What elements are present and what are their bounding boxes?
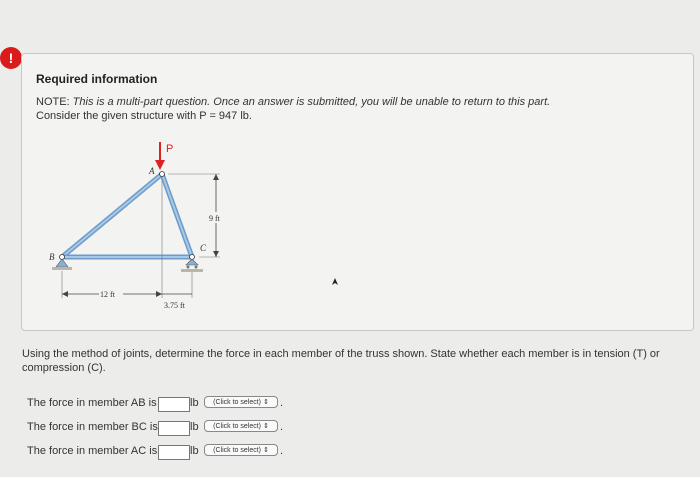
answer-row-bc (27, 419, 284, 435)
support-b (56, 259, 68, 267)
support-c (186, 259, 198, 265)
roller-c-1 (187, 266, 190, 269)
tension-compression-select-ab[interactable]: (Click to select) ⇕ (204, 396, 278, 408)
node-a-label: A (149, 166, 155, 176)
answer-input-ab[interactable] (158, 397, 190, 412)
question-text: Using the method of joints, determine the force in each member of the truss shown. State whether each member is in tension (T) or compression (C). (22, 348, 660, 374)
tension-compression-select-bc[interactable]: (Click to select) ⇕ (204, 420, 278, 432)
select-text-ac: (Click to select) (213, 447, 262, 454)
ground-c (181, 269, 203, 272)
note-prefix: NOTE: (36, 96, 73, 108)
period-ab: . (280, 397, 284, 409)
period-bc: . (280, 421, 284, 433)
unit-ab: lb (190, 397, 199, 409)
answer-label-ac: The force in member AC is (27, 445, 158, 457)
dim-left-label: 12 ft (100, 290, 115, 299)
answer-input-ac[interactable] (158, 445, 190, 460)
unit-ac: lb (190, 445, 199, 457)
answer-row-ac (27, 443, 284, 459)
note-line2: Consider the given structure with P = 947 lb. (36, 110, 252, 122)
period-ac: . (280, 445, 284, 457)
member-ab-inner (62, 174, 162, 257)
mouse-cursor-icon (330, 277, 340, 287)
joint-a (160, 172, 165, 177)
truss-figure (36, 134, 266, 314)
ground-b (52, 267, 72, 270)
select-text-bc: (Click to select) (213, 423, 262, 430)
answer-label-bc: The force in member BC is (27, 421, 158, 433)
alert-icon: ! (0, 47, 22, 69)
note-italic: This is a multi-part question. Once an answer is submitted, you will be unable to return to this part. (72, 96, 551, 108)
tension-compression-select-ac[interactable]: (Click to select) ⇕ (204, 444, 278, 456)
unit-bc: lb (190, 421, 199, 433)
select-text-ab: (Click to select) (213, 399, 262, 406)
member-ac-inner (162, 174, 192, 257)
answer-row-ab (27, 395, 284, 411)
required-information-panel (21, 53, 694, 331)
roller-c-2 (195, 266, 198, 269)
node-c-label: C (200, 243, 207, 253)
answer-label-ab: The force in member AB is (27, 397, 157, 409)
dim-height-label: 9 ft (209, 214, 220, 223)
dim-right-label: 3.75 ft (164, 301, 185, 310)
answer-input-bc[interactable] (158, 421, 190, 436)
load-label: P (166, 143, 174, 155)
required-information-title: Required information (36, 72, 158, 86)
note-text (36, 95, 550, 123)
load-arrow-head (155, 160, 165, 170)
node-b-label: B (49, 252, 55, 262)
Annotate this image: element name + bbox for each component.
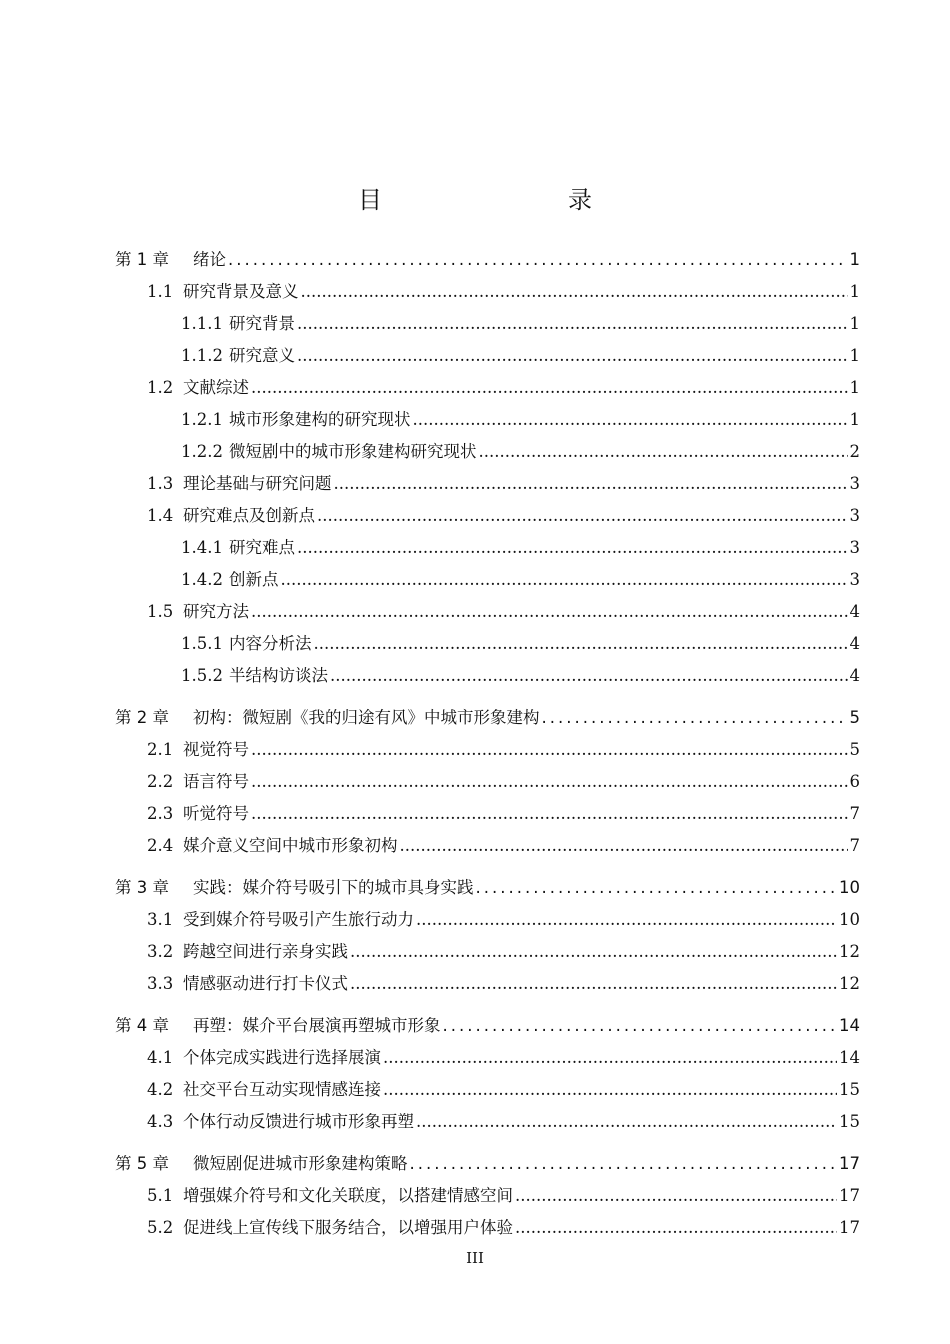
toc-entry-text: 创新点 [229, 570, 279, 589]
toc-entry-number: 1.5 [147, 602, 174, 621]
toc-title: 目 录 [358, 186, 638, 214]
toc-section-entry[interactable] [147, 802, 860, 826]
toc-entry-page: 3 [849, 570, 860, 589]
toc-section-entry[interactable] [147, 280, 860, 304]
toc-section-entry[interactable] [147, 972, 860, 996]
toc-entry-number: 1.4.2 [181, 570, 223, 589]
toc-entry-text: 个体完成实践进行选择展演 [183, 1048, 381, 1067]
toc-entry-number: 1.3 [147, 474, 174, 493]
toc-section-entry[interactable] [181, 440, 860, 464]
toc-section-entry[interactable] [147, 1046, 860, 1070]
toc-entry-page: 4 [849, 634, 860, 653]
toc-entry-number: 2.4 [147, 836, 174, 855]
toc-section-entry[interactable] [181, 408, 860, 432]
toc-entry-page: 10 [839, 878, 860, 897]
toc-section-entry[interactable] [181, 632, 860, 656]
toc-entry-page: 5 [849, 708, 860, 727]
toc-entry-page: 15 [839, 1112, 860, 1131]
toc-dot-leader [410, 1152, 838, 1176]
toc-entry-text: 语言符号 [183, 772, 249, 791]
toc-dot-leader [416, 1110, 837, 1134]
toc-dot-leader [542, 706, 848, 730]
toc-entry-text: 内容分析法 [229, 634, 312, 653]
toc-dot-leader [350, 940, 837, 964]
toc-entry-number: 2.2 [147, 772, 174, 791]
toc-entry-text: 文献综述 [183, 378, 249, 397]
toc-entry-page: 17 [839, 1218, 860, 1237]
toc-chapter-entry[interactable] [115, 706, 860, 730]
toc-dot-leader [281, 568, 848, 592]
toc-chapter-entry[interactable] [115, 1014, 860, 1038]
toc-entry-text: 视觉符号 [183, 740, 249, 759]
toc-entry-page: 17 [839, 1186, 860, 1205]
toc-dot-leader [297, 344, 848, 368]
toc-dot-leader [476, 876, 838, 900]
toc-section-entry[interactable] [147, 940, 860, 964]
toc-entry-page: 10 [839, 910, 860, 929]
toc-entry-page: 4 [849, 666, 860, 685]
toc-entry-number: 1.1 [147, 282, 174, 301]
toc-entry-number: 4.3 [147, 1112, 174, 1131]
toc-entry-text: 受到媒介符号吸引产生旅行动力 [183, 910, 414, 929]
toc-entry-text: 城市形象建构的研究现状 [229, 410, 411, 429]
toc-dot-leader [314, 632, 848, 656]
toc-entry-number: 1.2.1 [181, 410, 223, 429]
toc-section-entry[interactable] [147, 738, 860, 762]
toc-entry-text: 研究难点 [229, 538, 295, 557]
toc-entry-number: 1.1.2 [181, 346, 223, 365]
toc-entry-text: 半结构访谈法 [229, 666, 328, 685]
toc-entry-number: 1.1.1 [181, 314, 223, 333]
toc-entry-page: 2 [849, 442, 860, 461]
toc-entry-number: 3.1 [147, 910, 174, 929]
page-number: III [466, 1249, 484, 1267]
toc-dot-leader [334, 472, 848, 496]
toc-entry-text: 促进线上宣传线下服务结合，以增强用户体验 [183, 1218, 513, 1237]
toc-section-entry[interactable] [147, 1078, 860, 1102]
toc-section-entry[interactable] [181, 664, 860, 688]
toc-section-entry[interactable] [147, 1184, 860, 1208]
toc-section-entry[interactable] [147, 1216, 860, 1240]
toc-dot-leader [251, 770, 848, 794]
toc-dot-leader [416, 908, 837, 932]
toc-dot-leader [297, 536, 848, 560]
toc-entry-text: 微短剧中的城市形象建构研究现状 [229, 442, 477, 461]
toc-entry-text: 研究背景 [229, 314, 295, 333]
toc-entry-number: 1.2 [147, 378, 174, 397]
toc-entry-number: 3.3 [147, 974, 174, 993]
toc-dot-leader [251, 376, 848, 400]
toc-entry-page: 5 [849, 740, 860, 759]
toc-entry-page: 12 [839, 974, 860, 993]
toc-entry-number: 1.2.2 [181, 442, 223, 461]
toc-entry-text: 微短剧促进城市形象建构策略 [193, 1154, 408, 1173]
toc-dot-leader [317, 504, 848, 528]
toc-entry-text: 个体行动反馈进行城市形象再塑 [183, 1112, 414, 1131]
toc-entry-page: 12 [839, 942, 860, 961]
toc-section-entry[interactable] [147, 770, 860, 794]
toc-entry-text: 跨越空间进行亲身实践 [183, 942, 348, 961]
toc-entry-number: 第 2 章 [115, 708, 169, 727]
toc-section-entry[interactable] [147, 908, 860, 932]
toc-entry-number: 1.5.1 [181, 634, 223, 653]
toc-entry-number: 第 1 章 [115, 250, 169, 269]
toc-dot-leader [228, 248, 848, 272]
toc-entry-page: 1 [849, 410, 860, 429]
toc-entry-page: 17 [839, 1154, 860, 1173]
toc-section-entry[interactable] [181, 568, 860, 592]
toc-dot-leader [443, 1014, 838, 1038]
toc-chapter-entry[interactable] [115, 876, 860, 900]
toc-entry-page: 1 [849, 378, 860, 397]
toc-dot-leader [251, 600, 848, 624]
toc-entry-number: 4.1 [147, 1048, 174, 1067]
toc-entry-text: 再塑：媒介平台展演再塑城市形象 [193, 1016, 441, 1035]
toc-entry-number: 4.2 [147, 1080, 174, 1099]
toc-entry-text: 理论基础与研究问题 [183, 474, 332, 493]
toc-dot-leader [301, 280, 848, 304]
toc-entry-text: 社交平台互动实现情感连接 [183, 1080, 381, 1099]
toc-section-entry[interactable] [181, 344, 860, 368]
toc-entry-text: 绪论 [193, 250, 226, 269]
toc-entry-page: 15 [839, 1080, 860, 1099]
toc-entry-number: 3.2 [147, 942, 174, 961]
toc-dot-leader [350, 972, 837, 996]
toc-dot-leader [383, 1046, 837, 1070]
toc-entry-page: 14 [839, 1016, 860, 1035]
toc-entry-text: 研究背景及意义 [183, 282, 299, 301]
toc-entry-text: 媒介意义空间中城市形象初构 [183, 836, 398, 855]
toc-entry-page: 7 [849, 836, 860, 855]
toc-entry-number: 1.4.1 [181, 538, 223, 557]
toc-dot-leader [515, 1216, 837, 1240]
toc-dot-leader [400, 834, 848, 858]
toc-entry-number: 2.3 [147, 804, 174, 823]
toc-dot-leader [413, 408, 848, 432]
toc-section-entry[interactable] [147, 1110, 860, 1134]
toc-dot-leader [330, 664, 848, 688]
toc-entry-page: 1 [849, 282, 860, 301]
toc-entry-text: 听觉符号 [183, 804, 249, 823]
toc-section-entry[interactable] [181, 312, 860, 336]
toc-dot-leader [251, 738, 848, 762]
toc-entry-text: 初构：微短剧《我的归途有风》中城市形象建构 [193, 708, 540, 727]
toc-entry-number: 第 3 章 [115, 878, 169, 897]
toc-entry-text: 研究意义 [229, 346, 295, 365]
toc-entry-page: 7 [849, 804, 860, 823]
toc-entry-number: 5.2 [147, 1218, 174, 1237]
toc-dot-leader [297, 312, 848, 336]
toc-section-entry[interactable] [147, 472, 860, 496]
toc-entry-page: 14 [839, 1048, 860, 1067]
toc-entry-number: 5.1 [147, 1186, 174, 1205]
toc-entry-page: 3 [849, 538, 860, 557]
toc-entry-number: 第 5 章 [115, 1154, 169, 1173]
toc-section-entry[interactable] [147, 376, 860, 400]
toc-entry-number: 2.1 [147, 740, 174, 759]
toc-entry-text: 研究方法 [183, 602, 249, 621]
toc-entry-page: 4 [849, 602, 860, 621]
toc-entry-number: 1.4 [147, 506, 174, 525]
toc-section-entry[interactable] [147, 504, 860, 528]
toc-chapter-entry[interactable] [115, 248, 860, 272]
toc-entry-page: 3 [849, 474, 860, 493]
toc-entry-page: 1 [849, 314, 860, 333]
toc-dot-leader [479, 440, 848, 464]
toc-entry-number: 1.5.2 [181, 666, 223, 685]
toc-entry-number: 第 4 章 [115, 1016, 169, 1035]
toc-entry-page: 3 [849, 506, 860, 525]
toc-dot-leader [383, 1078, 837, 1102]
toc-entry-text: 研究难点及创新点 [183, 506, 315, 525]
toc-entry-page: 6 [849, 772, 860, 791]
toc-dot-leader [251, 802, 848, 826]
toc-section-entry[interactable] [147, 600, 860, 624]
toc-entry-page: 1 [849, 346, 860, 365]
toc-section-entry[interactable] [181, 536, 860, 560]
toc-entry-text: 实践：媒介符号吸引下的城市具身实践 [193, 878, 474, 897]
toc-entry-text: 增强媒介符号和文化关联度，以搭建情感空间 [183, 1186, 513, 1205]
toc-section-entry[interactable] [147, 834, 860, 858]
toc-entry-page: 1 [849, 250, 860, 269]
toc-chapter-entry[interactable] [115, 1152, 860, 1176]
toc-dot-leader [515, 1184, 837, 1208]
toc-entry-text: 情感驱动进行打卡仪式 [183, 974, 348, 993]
·····
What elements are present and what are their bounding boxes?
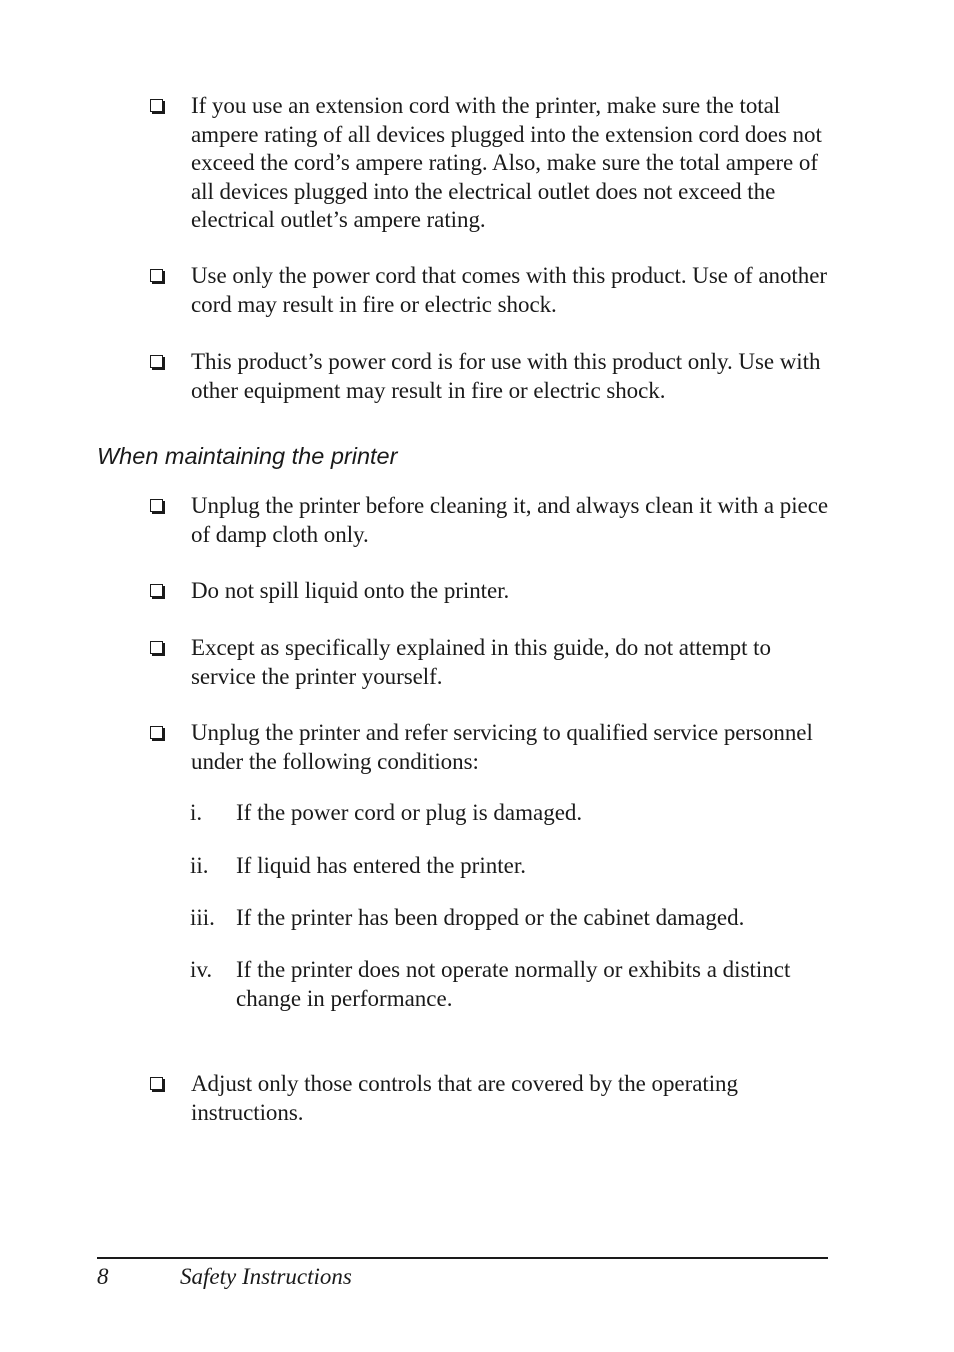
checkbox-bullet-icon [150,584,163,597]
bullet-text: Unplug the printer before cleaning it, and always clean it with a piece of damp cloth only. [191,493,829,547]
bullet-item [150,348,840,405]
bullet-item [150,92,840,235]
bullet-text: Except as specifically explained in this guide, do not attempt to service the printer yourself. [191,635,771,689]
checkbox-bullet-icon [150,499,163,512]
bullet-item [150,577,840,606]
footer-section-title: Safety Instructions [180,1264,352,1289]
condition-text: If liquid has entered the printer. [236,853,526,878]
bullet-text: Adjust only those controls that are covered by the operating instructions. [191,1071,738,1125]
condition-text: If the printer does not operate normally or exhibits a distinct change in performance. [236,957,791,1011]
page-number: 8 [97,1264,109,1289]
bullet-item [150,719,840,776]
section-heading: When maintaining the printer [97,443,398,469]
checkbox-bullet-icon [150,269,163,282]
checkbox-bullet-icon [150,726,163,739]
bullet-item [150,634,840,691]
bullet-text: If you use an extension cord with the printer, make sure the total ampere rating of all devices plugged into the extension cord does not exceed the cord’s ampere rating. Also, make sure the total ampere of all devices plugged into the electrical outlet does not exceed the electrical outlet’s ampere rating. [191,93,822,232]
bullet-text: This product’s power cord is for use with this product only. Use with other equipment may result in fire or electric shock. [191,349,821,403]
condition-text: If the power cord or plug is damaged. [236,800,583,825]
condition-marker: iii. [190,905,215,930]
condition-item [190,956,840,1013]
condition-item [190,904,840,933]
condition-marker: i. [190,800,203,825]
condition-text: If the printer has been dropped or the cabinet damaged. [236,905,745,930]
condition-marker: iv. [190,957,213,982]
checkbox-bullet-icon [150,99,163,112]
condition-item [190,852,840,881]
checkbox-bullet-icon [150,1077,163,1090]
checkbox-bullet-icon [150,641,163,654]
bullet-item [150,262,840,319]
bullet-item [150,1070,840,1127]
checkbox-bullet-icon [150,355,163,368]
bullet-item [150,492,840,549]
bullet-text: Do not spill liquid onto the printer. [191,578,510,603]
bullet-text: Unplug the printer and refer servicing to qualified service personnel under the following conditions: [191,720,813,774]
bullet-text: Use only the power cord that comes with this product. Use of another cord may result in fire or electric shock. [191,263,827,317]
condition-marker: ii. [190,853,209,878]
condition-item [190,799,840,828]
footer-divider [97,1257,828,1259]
·····
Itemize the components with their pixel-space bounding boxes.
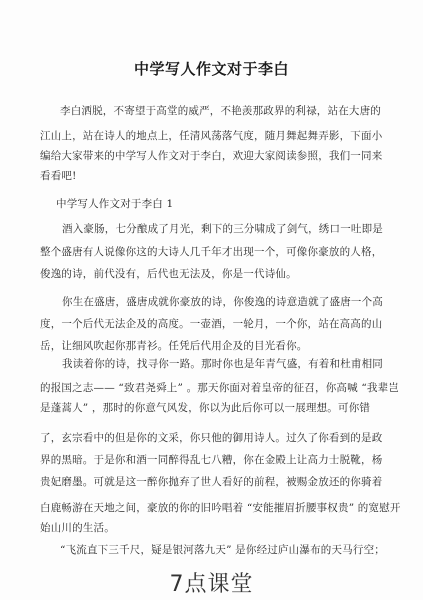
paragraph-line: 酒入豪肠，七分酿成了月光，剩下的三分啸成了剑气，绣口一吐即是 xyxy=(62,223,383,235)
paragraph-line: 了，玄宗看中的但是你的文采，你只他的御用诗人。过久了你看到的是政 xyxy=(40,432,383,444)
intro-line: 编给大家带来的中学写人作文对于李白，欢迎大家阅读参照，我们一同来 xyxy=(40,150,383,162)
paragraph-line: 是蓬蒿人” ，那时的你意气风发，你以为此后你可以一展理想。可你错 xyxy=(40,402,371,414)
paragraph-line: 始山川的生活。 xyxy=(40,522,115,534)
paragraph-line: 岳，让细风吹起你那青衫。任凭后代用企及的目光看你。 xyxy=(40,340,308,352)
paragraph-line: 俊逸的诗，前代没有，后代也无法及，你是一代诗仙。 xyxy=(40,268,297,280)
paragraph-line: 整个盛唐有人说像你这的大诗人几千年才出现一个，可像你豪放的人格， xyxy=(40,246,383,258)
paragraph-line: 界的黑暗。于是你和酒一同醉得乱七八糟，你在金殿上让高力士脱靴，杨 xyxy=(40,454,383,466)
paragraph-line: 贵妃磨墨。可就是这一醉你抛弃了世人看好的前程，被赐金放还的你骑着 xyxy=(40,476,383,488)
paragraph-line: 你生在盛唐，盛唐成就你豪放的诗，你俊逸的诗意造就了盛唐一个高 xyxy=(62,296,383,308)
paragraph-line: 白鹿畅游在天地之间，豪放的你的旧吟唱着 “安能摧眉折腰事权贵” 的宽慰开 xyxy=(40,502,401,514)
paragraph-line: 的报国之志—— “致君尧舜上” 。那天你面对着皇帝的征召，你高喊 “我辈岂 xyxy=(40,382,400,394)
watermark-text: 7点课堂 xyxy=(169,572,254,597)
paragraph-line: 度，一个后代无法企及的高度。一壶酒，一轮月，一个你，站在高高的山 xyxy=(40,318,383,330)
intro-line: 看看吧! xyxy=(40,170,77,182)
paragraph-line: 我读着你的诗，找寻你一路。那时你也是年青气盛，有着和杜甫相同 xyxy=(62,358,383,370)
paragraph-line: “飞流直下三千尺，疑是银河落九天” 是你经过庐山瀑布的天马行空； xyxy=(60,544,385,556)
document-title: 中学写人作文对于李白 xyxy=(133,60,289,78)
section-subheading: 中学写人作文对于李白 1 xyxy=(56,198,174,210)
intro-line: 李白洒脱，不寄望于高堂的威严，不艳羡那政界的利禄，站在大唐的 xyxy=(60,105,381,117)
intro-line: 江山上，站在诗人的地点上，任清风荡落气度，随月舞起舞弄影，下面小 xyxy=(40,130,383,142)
·····
## DIRECTIONS FOR THIS TASK
Repeat the listing word for word, starting at the line that contains "toc-entry-text: 创新点 [229, 570, 279, 589]" and ending at the line that contains "toc-entry-text: 个体完成实践进行选择展演 [183, 1048, 381, 1067]", with both of those lines included.

## TASK RESULT
toc-entry-text: 创新点 [229, 570, 279, 589]
toc-entry-number: 1.5 [147, 602, 174, 621]
toc-title: 目 录 [358, 186, 638, 214]
toc-section-entry[interactable] [147, 802, 860, 826]
toc-entry-page: 3 [849, 570, 860, 589]
toc-section-entry[interactable] [147, 280, 860, 304]
toc-section-entry[interactable] [147, 972, 860, 996]
toc-entry-number: 1.4.2 [181, 570, 223, 589]
toc-entry-text: 个体完成实践进行选择展演 [183, 1048, 381, 1067]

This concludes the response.